SET OF TASKS =>
A – Update the mangrove text from the words "My dad had bought" through "out of sight.", swapping "Bradman Avenue" for "Bradman Road".
B – Please recast the records, from the line containing "578, 197, 602]" through the line containing "99, 133, 179]", as a Markdown table with the columns Num and Line, one row per non-blank line.

Mangrove Pencils

At the Cod Hole, where Eudlo Creek joins the Maroochy River, I watched the soldier crabs. Scuttling across the mudflats in their hundreds, dressed in smart blue-grey uniforms, the little round crabs would feel the vibrations of my footsteps and quickly screw themselves down into the mud and disappear. If I stood still for a few minutes they would start to twist themselves back into the daylight.

“Soldier crabs marching through mangrove aerial roots” commons.wikipedia.org

My dad had bought an old weatherboard beach house on the dead-end dirt road that has since become busy Bradman Avenue. We named the house Toad Hall.

“Toad Hall”, on the Maroochy River. I’m in the boat, on the left

It was just upstream from where the Sunshine Motorway now crosses Maroochy River. Bradman Avenue runs upstream from Picnic Point, along the south bank of the river and over the creek, past a dragon boat club and a tavern.

The old house held out against development for years, but it’s gone now, replaced by holiday apartments. There are still some mud flats along the creek, though. You can still scoop up a soldier crab to feel it tickling your palm, trying to dig its way out of sight.

Also on the mud flats and along the banks of the river were mangroves. I collected the mangrove seedling “pencils” and used them to draw in the wet sand at the river’s edge.

Mangrove seedlings – “pencils” wettropics.gov.au

I made patterns with the flower husks, like little octopuses, from which the pencils grew. Little green mangrove “books”, actually seed pods, washed up on the river’s edge too, along with sea grass fronds and scraps of pumice from ancient local volcanoes.

Mangrove seed pods – “books”

Only a few mangroves survive along this stretch of the river, but further upstream they still thrive across the sand and mud flats. Mangroves grow from New South Wales, right up the Queensland coast, round the Gulf of Carpentaria, across the top of Australia and throughout the tropics and sub-tropics globally, thriving in warm tidal rivers, estuaries and bays.

 In many parts of the state, like Raby Bay in Cleveland and Pelican Waters at Caloundra, mangrove forests have been destroyed to make way for canal developments; but if the people, cars, concrete and bitumen disappeared, they would soon come back and resume their ancient job of filtering the mud, protecting the shoreline and pouring oxygen into the atmosphere.

Mangroves in the Brisbane River, Southbank

Except for climate change.

Mangrove dieback in the Gulf of Carpentaria
by Lyndal Scobell, Cape York NRM

Over 7,000 hectares of coastal mangroves have died along 1000 km of coastline in the Gulf of Carpentaria. James Cook University’s Dr Norman Duke said the dieback was unprecedented, and followed a prolonged period of high temperatures and unseasonally dry conditions in the region.

Dr Duke, a world expert on mangroves, said the dieback was severe and widespread, affecting 9% of mangrove vegetation from just south of the Roper River in the Northern Territory to near Karumba in Queensland. https://cafnec.org.au/wildlife-issues/mangroves-wetlands/mangrove-dieback-in-the-gulf-of-carpentaria/

I was shocked to read about this environmental disaster in the Gulf.

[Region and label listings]

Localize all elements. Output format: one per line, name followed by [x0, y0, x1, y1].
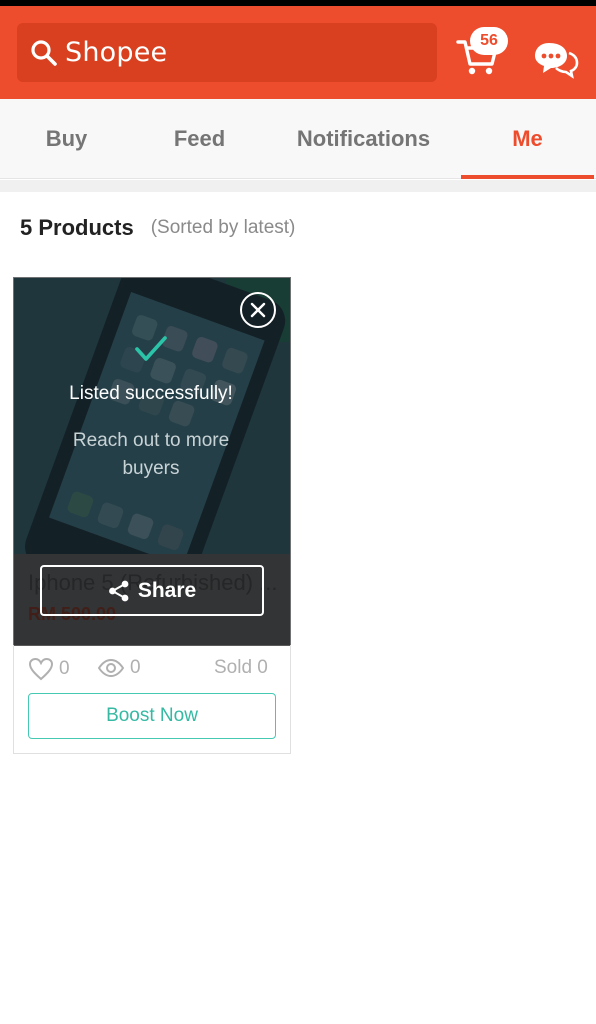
share-button-label: Share	[137, 578, 197, 602]
app-header: Shopee 56	[0, 6, 596, 99]
likes-stat[interactable]: 0	[28, 657, 70, 681]
tab-notifications[interactable]: Notifications	[266, 99, 461, 179]
overlay-close-button[interactable]	[240, 292, 276, 328]
views-stat: 0	[98, 657, 141, 679]
products-count-title: 5 Products	[20, 215, 134, 240]
cart-badge: 56	[470, 27, 508, 55]
tab-buy[interactable]: Buy	[0, 99, 133, 179]
overlay-foreground: Listed successfully! Reach out to more b…	[13, 277, 291, 645]
tab-me[interactable]: Me	[461, 99, 594, 179]
boost-now-button[interactable]: Boost Now	[28, 693, 276, 739]
sold-stat: Sold 0	[214, 657, 268, 678]
product-stats: 0 0 Sold 0	[14, 647, 290, 691]
search-icon	[31, 39, 57, 66]
chat-icon[interactable]	[533, 39, 579, 79]
share-overlay-button[interactable]: Share	[40, 565, 264, 616]
search-placeholder: Shopee	[65, 37, 168, 68]
reach-buyers-text: Reach out to more buyers	[72, 430, 230, 479]
success-check-icon	[135, 336, 167, 361]
active-tab-indicator	[461, 175, 594, 179]
listed-success-text: Listed successfully!	[69, 383, 233, 404]
sort-label: (Sorted by latest)	[150, 217, 296, 238]
views-count: 0	[130, 657, 141, 678]
close-icon	[250, 302, 266, 318]
likes-count: 0	[59, 658, 70, 679]
eye-icon	[98, 659, 124, 677]
section-divider	[0, 180, 596, 192]
search-input[interactable]: Shopee	[17, 23, 437, 82]
tab-feed[interactable]: Feed	[133, 99, 266, 179]
heart-icon	[28, 657, 54, 681]
products-header: 5 Products (Sorted by latest)	[0, 192, 596, 264]
share-icon	[108, 580, 129, 601]
tab-bar: Buy Feed Notifications Me	[0, 99, 596, 179]
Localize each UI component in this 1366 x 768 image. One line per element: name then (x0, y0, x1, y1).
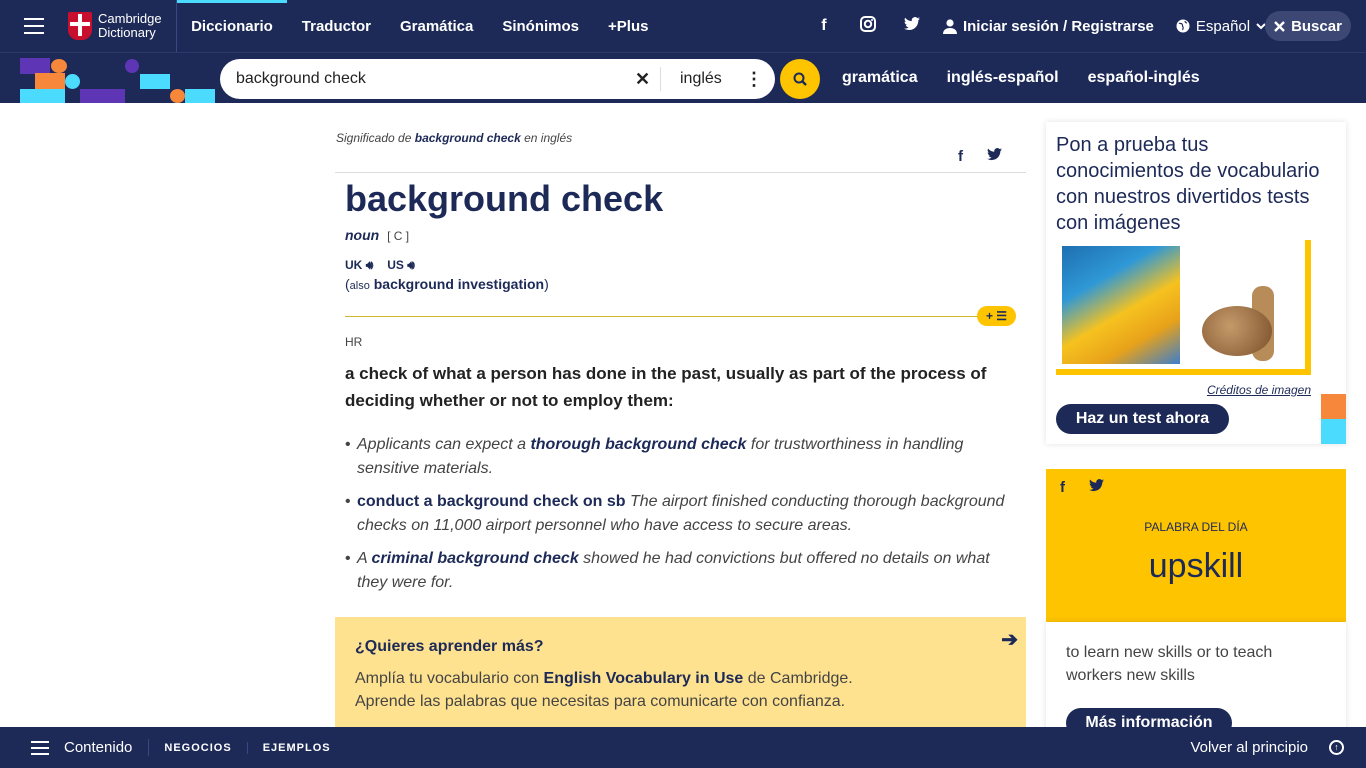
example: A criminal background check showed he ha… (345, 547, 1005, 594)
quiz-card: Pon a prueba tus conocimientos de vocabu… (1046, 122, 1346, 444)
login-link[interactable]: Iniciar sesión / Registrarse (942, 17, 1154, 35)
wotd-share: f (1060, 479, 1104, 496)
bottom-bar: Contenido NEGOCIOS EJEMPLOS Volver al pr… (0, 727, 1366, 768)
user-icon (942, 18, 957, 34)
learn-more-line-1: Amplía tu vocabulario con English Vocabu… (355, 670, 853, 687)
wotd-word[interactable]: upskill (1046, 547, 1346, 586)
part-of-speech: noun [ C ] (345, 227, 409, 243)
search-icon (793, 72, 807, 86)
back-to-top-link[interactable]: Volver al principio (1190, 739, 1308, 756)
entry-share: f (958, 148, 1002, 165)
example: Applicants can expect a thorough backgro… (345, 433, 1005, 480)
also-word[interactable]: background investigation (374, 276, 544, 292)
parrot-image (1062, 246, 1180, 364)
learn-more-title: ¿Quieres aprender más? (355, 638, 544, 655)
learn-more-line-2: Aprende las palabras que necesitas para … (355, 693, 846, 710)
pron-us[interactable]: US 🔊︎ (387, 258, 415, 273)
nav-plus[interactable]: +Plus (594, 0, 663, 52)
meaning-word: background check (414, 131, 521, 145)
search-button[interactable] (780, 59, 820, 99)
twitter-icon[interactable] (901, 16, 923, 36)
nav-sinonimos[interactable]: Sinónimos (488, 0, 594, 52)
menu-icon[interactable] (0, 0, 68, 52)
contents-button[interactable]: Contenido (64, 739, 150, 756)
close-icon (1274, 20, 1285, 32)
word-of-the-day: f PALABRA DEL DÍA upskill (1046, 469, 1346, 622)
pron-uk-label: UK (345, 258, 363, 272)
instagram-icon[interactable] (857, 15, 879, 37)
logo-line-1: Cambridge (98, 11, 162, 26)
also-close: ) (544, 276, 549, 292)
link-gramatica[interactable]: gramática (842, 69, 918, 87)
add-to-list-button[interactable]: + ☰ (977, 306, 1016, 326)
dictionary-links: gramática inglés-español español-inglés (842, 69, 1200, 87)
example: conduct a background check on sb The air… (345, 490, 1005, 537)
twitter-icon[interactable] (987, 148, 1002, 165)
arrow-right-icon[interactable]: ➔ (1001, 627, 1018, 652)
link-ingles-espanol[interactable]: inglés-español (947, 69, 1059, 87)
wotd-definition-card: to learn new skills or to teach workers … (1046, 622, 1346, 738)
pron-uk[interactable]: UK 🔊︎ (345, 258, 373, 273)
language-selector[interactable]: Español (1176, 18, 1266, 35)
search-divider (660, 67, 661, 91)
wotd-definition: to learn new skills or to teach workers … (1066, 644, 1273, 684)
facebook-icon[interactable]: f (958, 148, 963, 165)
cambridge-shield-icon (68, 12, 92, 40)
pronunciation: UK 🔊︎ US 🔊︎ (345, 258, 415, 273)
wotd-label: PALABRA DEL DÍA (1144, 520, 1248, 534)
search-toggle-label: Buscar (1291, 17, 1342, 35)
speaker-icon[interactable]: 🔊︎ (407, 258, 415, 272)
take-test-button[interactable]: Haz un test ahora (1056, 404, 1229, 434)
pron-us-label: US (387, 258, 404, 272)
language-label: Español (1195, 17, 1251, 35)
close-icon[interactable]: ✕ (635, 69, 650, 90)
learn-more-panel[interactable]: ¿Quieres aprender más? ➔ Amplía tu vocab… (335, 617, 1026, 729)
nav-gramatica[interactable]: Gramática (385, 0, 487, 52)
menu-icon[interactable] (31, 746, 49, 749)
link-espanol-ingles[interactable]: español-inglés (1088, 69, 1200, 87)
decorative-block (1321, 394, 1346, 419)
facebook-icon[interactable]: f (813, 17, 835, 35)
arrow-up-circle-icon[interactable]: ↑ (1329, 740, 1344, 755)
login-label: Iniciar sesión / Registrarse (962, 17, 1154, 35)
also-label: also (349, 280, 370, 292)
divider (335, 172, 1026, 173)
search-input[interactable]: background check (236, 70, 366, 88)
definition: a check of what a person has done in the… (345, 364, 987, 410)
meaning-suffix: en inglés (524, 131, 573, 145)
facebook-icon[interactable]: f (1060, 479, 1065, 496)
top-navigation: Cambridge Dictionary Diccionario Traduct… (0, 0, 1366, 52)
main-nav: Diccionario Traductor Gramática Sinónimo… (177, 0, 663, 52)
pos-label: noun (345, 227, 380, 243)
search-band: background check ✕ inglés ⋮ gramática in… (0, 52, 1366, 103)
nav-diccionario[interactable]: Diccionario (177, 0, 288, 52)
sense-divider (345, 316, 985, 317)
tab-negocios[interactable]: NEGOCIOS (149, 741, 248, 754)
nav-traductor[interactable]: Traductor (287, 0, 385, 52)
dictionary-select[interactable]: inglés (680, 70, 722, 88)
quiz-title: Pon a prueba tus conocimientos de vocabu… (1056, 134, 1320, 234)
more-vertical-icon[interactable]: ⋮ (745, 69, 763, 90)
grammar-code: [ C ] (387, 229, 410, 243)
speaker-icon[interactable]: 🔊︎ (366, 258, 374, 272)
also-note: (also background investigation) (345, 276, 549, 292)
cambridge-logo[interactable]: Cambridge Dictionary (68, 0, 177, 52)
meaning-prefix: Significado de (336, 131, 412, 145)
quiz-image[interactable] (1056, 240, 1311, 375)
headword: background check (345, 178, 664, 219)
decorative-blocks (20, 58, 215, 103)
image-credits-link[interactable]: Créditos de imagen (1207, 383, 1311, 397)
social-links: f (813, 15, 923, 37)
search-box: background check ✕ inglés ⋮ (220, 59, 775, 99)
meaning-heading: Significado de background check en inglé… (336, 131, 572, 145)
logo-line-2: Dictionary (98, 25, 156, 40)
tab-ejemplos[interactable]: EJEMPLOS (248, 742, 346, 754)
examples-list: Applicants can expect a thorough backgro… (345, 433, 1005, 604)
domain-label: HR (345, 335, 363, 349)
snail-image (1192, 246, 1304, 364)
decorative-block (1321, 419, 1346, 444)
search-toggle-button[interactable]: Buscar (1265, 11, 1351, 41)
globe-icon (1176, 19, 1190, 33)
twitter-icon[interactable] (1089, 479, 1104, 496)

RESPONSES FOR EACH TASK =>
A –
My dad had bought an old weatherboard beach house on the dead-end dirt road that has since become busy Bradman Road. We named the house Toad Hall.

“Toad Hall”, on the Maroochy River. I’m in the boat, on the left

It was just upstream from where the Sunshine Motorway now crosses Maroochy River. Bradman Road runs upstream from Picnic Point, along the south bank of the river and over the creek, past a dragon boat club and a tavern.

The old house held out against development for years, but it’s gone now, replaced by holiday apartments. There are still some mud flats along the creek, though. You can still scoop up a soldier crab to feel it tickling your palm, trying to dig its way out of sight.

B –
| Num | Line |
|---|---|
| 1 | share-button-label: Share	[137, 578, 197, 602] |
| 2 | app-header: Shopee 56	[0, 6, 596, 99] |
| 3 | likes-stat[interactable]: 0	[28, 657, 70, 681] |
| 4 | tab-notifications[interactable]: Notifications	[266, 99, 461, 179] |
| 5 | overlay-close-button[interactable]	[240, 292, 276, 328] |
| 6 | views-stat: 0	[98, 657, 141, 679] |
| 7 | products-count-title: 5 Products	[20, 215, 134, 240] |
| 8 | cart-badge: 56	[470, 27, 508, 55] |
| 9 | tab-buy[interactable]: Buy	[0, 99, 133, 179] |